## START
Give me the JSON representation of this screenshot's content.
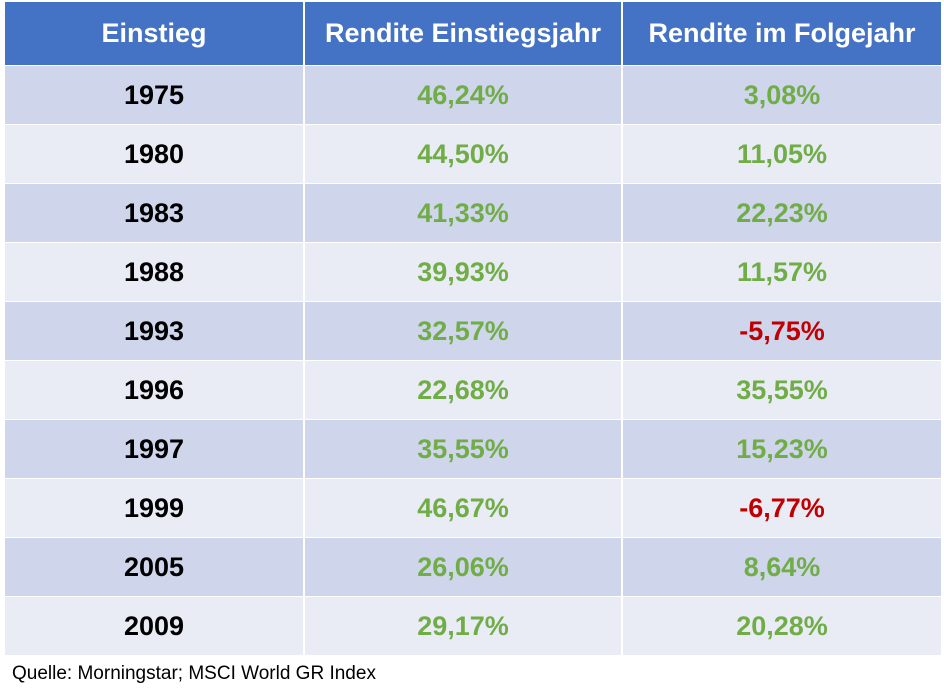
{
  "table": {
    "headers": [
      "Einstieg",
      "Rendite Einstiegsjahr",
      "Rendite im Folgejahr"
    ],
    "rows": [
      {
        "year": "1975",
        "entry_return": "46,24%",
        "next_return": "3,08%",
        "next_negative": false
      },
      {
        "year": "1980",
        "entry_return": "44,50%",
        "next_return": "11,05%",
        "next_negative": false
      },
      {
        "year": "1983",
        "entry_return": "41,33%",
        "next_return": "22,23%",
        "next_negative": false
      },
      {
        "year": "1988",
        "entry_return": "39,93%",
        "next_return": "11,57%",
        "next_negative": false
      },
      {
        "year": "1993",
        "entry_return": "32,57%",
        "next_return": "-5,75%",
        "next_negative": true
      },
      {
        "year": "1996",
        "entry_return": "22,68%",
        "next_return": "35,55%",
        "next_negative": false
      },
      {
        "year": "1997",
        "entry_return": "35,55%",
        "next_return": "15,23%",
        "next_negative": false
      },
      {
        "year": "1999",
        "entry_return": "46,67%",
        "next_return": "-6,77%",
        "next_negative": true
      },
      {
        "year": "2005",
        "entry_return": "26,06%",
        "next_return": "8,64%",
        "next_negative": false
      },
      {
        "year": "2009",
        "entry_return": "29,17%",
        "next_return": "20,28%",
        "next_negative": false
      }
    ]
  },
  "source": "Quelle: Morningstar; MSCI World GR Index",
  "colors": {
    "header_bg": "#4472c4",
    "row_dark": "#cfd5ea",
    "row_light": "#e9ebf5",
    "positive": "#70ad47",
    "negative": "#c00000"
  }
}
## END
## START
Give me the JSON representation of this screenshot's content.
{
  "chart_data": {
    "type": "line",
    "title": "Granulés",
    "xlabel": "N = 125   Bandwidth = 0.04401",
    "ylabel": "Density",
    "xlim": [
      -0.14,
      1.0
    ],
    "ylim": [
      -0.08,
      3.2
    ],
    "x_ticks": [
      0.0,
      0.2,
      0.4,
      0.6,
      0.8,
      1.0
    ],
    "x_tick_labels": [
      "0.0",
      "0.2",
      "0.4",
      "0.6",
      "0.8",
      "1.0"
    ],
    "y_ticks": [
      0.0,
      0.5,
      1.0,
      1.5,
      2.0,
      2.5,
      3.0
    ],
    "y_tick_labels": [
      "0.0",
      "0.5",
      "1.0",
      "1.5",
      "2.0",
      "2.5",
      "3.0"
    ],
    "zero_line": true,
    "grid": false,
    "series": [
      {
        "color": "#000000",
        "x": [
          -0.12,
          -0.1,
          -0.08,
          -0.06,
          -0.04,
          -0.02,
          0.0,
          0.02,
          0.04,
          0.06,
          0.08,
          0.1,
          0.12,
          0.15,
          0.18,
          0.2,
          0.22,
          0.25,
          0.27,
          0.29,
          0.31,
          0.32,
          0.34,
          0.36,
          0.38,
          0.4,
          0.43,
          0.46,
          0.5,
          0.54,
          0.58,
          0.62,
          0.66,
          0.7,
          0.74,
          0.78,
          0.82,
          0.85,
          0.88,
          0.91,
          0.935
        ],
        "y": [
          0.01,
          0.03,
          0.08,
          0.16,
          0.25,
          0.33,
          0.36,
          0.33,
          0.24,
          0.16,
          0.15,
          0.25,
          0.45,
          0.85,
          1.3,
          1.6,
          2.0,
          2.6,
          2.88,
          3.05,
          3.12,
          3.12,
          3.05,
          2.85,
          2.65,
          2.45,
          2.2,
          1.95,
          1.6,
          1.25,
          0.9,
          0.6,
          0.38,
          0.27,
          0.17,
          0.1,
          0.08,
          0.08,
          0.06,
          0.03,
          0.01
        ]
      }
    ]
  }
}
## END
## START
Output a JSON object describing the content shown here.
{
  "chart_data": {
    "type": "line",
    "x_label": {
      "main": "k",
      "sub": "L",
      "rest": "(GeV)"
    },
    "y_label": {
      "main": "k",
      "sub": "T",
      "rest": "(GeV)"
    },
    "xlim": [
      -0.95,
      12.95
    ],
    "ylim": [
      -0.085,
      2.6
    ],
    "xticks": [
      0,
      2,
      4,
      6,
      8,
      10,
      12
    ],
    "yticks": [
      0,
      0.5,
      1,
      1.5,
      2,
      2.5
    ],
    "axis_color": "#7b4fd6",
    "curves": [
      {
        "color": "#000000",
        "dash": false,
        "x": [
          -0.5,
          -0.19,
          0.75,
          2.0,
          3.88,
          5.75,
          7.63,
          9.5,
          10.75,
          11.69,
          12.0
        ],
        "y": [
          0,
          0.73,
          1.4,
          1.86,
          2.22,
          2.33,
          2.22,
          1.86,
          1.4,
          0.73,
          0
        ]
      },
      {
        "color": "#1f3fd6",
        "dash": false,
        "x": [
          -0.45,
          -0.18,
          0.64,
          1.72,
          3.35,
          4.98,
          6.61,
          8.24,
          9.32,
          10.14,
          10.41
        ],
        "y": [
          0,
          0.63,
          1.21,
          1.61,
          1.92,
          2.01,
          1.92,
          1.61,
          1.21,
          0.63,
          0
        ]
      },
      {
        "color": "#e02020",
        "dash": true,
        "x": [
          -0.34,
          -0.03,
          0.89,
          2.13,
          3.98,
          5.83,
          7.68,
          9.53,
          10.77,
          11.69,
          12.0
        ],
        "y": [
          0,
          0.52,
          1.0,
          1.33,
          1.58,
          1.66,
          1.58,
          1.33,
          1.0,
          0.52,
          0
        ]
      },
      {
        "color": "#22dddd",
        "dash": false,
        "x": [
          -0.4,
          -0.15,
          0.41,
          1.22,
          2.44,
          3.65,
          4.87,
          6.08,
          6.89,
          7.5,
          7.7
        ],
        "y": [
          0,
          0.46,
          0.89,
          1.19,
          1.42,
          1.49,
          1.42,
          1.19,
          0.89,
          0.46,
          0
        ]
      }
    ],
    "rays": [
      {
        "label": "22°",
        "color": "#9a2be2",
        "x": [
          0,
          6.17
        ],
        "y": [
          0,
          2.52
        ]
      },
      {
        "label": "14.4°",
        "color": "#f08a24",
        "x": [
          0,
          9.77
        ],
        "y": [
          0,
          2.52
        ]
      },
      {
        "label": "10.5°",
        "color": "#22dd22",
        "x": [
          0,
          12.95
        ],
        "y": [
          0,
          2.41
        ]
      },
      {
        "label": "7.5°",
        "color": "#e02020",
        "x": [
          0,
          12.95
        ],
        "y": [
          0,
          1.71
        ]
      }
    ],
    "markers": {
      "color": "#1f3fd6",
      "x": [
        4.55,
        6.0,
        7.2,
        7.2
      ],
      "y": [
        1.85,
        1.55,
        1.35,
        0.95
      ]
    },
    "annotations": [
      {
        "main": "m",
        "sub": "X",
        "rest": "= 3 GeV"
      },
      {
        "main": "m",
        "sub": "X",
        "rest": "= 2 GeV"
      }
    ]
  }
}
## END
• [WHAT YOU SHOULD DO]: Give only the number of lines that include the word "Rendite".

• [OUTPUT]: 2